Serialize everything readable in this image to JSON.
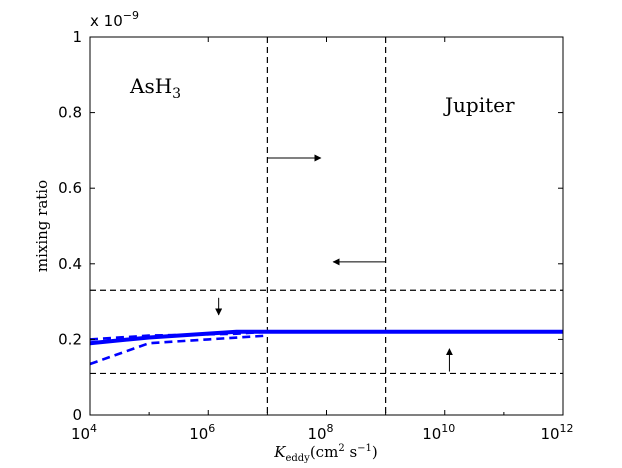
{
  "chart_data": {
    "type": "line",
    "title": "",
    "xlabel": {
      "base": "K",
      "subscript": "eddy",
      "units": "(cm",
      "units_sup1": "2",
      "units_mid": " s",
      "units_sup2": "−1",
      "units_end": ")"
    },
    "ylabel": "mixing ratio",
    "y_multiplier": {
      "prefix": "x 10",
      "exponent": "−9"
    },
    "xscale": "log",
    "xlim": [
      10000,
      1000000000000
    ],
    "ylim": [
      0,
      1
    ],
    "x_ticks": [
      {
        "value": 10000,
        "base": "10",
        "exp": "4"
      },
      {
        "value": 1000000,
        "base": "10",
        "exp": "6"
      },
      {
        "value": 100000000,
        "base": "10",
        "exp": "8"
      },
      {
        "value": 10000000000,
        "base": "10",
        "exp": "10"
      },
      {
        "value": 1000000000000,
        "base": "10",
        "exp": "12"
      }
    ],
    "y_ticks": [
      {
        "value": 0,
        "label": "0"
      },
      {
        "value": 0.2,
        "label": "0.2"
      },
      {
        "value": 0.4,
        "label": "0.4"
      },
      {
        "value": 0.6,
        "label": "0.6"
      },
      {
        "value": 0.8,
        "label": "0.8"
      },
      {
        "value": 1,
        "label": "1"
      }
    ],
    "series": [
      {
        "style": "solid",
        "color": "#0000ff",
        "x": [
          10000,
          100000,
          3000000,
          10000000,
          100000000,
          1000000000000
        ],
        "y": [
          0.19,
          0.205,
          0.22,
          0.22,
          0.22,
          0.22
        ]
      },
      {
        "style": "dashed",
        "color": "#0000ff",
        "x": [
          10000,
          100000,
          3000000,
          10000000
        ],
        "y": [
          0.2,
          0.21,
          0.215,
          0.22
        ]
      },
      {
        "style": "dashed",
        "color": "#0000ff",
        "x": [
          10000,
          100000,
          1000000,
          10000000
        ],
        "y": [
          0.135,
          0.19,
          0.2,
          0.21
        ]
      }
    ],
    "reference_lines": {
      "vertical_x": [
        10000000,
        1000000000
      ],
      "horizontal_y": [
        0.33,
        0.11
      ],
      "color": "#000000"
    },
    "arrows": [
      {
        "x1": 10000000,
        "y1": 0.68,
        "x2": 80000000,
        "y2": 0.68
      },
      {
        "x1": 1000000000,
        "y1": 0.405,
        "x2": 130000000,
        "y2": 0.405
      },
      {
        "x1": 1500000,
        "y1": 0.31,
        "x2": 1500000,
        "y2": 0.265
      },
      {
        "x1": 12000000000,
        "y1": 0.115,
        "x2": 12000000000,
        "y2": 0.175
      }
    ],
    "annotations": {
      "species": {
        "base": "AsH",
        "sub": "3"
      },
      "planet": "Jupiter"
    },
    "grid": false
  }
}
=-=-=
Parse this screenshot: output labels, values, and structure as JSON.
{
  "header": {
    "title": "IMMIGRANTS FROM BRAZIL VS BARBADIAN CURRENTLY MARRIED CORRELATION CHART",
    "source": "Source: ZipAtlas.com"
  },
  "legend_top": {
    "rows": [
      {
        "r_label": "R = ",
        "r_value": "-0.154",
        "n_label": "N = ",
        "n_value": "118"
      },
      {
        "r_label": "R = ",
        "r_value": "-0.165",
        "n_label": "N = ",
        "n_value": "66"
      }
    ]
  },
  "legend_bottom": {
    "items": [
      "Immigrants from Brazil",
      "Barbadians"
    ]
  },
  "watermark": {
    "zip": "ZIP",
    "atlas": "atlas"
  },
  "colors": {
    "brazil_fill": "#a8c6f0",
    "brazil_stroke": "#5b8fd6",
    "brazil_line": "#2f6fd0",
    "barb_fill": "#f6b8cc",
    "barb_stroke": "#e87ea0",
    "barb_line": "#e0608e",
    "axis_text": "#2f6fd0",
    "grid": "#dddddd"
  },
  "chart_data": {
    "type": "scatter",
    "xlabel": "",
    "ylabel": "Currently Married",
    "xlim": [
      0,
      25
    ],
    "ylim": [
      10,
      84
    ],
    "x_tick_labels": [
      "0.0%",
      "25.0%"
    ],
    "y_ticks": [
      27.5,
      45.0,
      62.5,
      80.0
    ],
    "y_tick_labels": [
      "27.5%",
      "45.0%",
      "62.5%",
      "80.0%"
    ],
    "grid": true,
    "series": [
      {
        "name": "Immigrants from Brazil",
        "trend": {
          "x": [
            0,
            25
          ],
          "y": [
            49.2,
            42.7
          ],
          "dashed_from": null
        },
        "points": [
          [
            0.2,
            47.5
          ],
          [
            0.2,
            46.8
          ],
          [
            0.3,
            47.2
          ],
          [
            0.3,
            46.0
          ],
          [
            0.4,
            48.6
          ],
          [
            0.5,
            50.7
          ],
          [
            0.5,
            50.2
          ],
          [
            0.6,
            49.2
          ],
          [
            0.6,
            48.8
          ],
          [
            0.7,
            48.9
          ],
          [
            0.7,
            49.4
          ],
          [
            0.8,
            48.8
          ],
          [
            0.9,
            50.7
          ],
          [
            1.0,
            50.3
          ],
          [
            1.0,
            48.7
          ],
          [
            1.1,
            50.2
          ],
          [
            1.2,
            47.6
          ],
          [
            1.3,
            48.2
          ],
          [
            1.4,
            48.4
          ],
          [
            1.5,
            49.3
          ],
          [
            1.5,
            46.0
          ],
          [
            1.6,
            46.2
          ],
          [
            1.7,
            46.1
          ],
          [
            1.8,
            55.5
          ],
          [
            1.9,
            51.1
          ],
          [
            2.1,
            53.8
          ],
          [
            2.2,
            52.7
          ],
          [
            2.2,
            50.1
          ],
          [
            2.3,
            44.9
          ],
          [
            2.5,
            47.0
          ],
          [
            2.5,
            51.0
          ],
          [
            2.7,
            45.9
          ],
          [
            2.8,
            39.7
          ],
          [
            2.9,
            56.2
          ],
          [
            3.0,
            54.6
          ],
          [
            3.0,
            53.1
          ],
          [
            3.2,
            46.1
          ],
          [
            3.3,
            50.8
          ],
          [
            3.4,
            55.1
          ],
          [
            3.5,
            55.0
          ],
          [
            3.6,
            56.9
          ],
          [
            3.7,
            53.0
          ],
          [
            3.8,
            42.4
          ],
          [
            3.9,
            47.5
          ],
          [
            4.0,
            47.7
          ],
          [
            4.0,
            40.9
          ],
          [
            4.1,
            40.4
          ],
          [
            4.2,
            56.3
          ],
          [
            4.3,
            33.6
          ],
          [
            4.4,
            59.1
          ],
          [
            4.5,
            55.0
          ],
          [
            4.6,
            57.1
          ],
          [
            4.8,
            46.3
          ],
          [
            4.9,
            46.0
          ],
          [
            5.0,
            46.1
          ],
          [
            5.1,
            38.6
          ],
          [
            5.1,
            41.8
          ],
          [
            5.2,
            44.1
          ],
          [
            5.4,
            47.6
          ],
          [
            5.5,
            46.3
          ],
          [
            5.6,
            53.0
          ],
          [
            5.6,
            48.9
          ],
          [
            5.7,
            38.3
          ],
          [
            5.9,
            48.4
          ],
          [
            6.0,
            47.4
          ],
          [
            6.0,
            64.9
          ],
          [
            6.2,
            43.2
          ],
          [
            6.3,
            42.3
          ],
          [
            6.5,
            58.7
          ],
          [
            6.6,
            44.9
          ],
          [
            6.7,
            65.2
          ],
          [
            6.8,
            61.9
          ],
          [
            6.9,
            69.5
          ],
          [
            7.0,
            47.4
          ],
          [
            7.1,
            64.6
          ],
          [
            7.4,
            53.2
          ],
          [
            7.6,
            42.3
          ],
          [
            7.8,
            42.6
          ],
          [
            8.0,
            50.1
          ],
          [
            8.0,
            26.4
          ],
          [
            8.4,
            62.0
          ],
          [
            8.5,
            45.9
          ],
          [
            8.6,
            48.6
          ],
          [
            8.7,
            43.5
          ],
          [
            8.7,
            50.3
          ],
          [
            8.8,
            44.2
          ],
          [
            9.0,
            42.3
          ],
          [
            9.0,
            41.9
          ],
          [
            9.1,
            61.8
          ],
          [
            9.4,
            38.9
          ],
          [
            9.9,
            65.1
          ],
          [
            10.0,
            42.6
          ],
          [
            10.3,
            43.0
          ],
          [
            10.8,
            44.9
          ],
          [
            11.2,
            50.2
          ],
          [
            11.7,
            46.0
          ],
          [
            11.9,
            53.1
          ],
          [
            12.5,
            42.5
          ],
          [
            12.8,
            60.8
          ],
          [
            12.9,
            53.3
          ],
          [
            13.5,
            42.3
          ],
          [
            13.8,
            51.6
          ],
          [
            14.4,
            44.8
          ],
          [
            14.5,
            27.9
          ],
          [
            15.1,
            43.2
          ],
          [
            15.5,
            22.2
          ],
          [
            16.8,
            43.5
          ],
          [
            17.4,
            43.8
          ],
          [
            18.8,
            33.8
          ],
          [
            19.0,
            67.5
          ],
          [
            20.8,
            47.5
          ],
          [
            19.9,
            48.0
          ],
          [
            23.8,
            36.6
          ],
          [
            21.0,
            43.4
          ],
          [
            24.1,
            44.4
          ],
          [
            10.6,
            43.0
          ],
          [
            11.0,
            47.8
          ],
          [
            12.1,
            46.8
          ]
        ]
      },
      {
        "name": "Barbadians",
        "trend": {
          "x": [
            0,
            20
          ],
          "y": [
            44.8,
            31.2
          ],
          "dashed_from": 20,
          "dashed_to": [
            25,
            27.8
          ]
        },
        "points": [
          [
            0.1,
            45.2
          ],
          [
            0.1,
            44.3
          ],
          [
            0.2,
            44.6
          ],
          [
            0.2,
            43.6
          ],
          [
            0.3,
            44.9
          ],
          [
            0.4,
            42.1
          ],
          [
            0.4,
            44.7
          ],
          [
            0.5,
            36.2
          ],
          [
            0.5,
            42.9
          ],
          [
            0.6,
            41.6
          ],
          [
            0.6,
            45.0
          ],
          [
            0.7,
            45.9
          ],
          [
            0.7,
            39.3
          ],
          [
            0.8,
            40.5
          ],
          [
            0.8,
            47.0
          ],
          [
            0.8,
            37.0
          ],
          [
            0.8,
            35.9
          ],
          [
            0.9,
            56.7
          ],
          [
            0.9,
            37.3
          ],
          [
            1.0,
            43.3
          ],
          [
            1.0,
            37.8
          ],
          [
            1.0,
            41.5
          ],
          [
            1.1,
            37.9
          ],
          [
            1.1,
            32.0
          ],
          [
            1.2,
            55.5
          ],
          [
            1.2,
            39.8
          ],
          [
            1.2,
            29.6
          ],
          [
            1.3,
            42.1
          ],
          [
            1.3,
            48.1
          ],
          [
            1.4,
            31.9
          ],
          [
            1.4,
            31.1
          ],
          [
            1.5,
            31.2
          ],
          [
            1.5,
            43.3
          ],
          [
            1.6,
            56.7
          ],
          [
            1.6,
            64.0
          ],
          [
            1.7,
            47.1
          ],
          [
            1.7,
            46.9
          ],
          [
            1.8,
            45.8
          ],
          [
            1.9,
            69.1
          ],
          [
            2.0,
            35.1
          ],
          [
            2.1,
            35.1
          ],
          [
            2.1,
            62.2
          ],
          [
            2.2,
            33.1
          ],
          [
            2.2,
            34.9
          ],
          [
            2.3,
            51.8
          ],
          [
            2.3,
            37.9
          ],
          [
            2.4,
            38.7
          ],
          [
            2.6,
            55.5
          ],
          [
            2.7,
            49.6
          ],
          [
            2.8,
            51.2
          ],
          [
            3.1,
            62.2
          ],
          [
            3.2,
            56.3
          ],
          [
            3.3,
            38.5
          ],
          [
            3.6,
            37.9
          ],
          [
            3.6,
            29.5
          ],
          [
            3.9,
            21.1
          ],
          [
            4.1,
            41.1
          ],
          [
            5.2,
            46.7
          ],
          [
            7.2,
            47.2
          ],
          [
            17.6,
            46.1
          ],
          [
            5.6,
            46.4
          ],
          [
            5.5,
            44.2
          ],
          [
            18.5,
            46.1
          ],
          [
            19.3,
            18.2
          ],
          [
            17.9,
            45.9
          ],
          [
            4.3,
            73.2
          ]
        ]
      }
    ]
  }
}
=-=-=
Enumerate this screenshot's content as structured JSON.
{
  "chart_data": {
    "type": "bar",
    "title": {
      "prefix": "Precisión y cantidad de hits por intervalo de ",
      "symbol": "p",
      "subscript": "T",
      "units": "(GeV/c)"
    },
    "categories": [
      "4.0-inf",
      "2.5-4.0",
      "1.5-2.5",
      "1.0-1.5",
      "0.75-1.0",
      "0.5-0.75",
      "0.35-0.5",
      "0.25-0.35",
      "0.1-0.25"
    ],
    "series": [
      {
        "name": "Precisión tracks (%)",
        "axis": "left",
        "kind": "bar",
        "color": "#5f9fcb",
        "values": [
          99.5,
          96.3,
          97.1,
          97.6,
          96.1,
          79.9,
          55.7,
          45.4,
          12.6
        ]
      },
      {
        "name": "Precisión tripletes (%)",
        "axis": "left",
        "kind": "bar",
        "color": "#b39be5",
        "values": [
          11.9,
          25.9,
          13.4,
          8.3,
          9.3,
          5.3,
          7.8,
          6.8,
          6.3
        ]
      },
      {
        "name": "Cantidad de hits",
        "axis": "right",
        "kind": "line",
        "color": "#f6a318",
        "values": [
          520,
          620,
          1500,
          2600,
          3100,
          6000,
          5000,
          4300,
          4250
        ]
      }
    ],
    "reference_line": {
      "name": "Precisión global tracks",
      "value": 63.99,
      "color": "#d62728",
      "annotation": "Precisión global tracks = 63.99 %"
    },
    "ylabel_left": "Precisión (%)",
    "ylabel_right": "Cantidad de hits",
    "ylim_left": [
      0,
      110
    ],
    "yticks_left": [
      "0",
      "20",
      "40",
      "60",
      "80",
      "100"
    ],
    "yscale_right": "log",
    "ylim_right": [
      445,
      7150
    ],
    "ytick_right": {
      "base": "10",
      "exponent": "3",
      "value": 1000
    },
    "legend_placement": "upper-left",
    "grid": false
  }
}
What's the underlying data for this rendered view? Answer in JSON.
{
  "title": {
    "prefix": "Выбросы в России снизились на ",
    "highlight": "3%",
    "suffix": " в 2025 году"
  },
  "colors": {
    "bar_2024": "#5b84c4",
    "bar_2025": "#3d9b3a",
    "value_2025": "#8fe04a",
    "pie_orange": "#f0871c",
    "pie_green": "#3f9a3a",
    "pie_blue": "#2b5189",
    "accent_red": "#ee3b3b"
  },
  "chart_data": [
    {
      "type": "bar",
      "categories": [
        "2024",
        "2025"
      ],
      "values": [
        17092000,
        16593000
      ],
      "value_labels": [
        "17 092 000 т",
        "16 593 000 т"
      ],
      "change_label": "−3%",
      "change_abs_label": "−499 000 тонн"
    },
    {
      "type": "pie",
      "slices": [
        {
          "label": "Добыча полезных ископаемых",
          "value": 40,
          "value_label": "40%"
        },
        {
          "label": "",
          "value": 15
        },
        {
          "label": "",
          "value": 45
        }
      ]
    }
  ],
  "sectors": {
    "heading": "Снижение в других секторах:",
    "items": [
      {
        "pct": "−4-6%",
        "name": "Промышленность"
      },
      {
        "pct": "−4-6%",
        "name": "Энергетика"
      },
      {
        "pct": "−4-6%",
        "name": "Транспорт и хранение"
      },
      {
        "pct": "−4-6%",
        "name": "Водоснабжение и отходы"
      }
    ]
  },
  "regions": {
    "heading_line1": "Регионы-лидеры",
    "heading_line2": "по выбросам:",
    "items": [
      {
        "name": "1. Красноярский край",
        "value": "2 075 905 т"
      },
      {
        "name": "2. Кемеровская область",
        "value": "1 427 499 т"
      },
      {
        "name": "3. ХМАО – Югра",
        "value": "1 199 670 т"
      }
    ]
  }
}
=-=-=
**Problem requirements**
Collect each line of the entries that has the word "prefix", copying it in full.

**Completed exercise**
      "prefix": "x 10",
      "prefix": "Precisión y cantidad de hits por intervalo de ",
    "prefix": "Выбросы в России снизились на ",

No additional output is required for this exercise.